EXERCISE OBJECTIVE = Count every line in the entries that contains "Forecast". Report that count alone.

PROVIDED RECORDS =
# # # # # # #
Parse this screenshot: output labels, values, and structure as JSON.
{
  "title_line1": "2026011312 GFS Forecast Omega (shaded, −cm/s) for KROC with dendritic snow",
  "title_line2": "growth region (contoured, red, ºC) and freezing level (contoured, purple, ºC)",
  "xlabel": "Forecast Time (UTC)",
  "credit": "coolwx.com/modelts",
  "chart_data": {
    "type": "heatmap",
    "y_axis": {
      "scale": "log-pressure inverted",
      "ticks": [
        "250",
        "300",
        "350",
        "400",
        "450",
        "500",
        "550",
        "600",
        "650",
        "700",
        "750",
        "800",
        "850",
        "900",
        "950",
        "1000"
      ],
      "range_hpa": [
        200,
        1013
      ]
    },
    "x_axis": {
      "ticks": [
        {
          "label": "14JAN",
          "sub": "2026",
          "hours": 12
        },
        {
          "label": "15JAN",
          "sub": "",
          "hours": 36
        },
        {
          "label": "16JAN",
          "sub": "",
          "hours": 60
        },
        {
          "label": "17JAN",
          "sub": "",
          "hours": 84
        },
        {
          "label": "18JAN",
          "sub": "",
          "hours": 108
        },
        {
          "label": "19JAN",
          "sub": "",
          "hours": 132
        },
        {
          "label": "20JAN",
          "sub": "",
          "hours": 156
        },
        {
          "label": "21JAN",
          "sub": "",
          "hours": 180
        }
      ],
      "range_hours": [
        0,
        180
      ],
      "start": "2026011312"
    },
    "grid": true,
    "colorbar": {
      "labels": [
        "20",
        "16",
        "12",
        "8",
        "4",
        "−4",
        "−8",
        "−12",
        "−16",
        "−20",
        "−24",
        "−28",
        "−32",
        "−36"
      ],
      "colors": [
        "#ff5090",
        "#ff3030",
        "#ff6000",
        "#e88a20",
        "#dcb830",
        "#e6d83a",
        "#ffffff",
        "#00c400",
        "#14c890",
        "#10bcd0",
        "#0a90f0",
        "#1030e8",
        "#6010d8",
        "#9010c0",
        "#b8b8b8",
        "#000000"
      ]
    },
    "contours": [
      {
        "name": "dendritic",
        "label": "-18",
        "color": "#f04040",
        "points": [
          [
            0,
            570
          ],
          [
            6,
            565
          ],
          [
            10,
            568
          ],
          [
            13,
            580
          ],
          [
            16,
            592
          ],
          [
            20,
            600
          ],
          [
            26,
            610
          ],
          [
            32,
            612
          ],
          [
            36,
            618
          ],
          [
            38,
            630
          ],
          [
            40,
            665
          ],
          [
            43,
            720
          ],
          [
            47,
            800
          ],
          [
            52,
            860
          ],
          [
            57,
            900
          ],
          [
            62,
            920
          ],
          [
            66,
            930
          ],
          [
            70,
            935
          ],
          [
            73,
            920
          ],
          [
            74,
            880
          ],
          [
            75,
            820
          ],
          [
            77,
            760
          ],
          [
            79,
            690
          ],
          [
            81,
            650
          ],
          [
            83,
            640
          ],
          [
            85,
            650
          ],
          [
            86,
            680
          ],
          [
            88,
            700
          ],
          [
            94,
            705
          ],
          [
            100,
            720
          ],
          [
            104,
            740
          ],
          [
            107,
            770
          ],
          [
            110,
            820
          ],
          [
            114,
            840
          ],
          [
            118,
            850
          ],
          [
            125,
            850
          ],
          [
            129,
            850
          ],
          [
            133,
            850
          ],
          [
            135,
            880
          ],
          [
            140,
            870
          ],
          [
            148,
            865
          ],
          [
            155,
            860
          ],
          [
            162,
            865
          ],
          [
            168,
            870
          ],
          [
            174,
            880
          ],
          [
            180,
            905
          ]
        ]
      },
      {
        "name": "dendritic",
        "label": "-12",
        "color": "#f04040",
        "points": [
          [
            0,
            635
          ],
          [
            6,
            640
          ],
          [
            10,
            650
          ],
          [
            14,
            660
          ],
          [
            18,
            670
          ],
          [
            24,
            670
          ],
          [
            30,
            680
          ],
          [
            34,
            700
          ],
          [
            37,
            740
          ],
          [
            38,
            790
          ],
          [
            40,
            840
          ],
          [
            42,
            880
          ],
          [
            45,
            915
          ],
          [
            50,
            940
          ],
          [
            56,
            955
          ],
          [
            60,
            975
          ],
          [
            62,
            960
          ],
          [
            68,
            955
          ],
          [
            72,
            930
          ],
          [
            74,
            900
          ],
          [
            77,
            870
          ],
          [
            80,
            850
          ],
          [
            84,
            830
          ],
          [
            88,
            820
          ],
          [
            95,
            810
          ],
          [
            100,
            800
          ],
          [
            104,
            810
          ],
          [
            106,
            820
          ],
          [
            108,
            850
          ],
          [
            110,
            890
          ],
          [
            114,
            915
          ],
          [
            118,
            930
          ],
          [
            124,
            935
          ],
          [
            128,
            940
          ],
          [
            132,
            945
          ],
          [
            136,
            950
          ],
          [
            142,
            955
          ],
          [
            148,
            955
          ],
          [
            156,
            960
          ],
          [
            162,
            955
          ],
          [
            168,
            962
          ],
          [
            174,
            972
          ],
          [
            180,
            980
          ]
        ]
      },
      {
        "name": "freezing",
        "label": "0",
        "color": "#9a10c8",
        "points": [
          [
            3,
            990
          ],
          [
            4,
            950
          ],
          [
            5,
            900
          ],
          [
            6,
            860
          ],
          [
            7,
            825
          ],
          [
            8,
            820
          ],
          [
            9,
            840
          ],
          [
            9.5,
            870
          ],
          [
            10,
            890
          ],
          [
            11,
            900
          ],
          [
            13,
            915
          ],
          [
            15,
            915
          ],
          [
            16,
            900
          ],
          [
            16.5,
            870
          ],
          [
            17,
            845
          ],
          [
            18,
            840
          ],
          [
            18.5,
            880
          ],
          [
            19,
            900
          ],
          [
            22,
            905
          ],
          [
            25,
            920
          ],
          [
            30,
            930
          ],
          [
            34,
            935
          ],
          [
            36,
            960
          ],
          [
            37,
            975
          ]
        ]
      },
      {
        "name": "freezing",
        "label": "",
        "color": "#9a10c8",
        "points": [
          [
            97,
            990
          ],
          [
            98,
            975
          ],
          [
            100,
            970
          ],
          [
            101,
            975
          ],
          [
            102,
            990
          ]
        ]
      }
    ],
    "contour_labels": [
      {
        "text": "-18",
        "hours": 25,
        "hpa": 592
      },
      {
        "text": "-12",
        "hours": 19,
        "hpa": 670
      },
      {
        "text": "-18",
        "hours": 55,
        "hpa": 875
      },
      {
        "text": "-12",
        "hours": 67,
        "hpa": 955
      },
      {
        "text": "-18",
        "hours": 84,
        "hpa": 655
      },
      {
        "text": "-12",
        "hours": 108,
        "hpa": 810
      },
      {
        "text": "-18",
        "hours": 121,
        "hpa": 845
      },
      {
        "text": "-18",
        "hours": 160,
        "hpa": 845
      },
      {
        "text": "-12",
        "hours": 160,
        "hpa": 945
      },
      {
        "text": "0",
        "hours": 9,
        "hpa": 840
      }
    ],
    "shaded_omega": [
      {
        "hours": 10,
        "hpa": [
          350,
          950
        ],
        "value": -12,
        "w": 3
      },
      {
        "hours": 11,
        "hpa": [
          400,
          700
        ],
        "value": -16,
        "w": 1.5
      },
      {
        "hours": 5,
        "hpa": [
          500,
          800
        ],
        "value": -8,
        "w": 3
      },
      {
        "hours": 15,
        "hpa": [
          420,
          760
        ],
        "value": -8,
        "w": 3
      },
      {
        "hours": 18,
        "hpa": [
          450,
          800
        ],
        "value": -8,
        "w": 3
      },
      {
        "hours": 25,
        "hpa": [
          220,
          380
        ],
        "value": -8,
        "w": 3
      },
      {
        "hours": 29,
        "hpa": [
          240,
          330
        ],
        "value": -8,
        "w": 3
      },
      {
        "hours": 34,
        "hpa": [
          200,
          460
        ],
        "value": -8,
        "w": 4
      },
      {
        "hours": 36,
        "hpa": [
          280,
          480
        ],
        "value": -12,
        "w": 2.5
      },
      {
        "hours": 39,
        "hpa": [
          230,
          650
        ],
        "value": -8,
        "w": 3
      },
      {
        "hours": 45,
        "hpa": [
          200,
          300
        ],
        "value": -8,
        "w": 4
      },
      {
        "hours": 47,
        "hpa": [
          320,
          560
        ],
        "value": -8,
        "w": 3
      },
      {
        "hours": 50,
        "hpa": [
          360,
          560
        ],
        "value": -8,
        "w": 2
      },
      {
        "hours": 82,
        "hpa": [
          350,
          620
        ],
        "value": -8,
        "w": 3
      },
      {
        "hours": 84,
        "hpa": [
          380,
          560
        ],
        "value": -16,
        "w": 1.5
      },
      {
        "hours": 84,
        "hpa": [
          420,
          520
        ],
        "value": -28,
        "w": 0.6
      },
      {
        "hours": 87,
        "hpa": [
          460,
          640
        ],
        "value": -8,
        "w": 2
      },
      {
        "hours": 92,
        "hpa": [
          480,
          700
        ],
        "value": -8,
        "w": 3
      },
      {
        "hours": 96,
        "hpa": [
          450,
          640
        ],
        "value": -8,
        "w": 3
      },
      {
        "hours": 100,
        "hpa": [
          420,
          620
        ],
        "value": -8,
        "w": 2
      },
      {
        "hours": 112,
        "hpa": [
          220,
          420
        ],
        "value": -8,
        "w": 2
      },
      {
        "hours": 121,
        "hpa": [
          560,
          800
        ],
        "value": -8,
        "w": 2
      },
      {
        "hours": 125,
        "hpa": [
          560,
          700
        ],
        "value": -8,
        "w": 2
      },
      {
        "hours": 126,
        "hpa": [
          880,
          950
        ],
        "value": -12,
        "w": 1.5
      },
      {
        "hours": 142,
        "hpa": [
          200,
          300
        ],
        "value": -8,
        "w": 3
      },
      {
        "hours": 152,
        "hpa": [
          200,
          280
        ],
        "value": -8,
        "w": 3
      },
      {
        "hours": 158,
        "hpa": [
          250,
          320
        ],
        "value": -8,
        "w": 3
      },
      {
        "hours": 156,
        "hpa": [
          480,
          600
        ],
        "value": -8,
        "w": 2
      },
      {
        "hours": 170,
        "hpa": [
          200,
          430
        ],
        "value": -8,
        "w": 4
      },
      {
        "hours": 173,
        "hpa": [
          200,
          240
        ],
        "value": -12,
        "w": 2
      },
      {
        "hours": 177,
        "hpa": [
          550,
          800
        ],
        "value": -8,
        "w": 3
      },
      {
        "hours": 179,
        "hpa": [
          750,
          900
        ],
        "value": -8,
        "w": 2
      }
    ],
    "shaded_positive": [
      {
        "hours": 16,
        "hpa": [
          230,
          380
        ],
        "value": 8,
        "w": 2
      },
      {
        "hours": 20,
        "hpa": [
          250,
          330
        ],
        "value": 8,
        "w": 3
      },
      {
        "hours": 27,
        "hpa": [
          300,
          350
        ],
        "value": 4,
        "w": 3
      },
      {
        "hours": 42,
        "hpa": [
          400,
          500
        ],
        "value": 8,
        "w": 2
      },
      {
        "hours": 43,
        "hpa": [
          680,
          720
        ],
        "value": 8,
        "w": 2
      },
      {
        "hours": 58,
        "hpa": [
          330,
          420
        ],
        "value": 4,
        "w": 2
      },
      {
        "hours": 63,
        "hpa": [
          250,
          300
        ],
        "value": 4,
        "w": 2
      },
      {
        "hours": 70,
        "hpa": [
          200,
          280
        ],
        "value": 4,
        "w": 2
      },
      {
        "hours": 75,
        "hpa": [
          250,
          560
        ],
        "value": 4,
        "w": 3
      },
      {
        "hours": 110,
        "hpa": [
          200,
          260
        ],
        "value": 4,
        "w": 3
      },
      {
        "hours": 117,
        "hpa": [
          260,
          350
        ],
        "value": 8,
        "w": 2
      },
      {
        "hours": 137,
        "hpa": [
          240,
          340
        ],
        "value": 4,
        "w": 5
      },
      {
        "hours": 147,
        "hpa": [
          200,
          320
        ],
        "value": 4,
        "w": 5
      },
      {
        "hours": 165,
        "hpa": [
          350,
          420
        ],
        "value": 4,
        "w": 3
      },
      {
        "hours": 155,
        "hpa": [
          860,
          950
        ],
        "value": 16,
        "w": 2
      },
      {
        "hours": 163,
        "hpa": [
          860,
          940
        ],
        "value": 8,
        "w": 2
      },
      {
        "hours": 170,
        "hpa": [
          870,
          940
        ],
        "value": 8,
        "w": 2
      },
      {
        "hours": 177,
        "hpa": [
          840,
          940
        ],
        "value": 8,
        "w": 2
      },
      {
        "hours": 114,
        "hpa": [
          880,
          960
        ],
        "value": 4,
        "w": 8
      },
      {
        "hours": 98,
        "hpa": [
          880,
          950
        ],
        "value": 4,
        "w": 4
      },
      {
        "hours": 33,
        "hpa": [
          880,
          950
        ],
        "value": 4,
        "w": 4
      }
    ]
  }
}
# # # # # # #
SOLUTION TO THIS PROBLEM = 2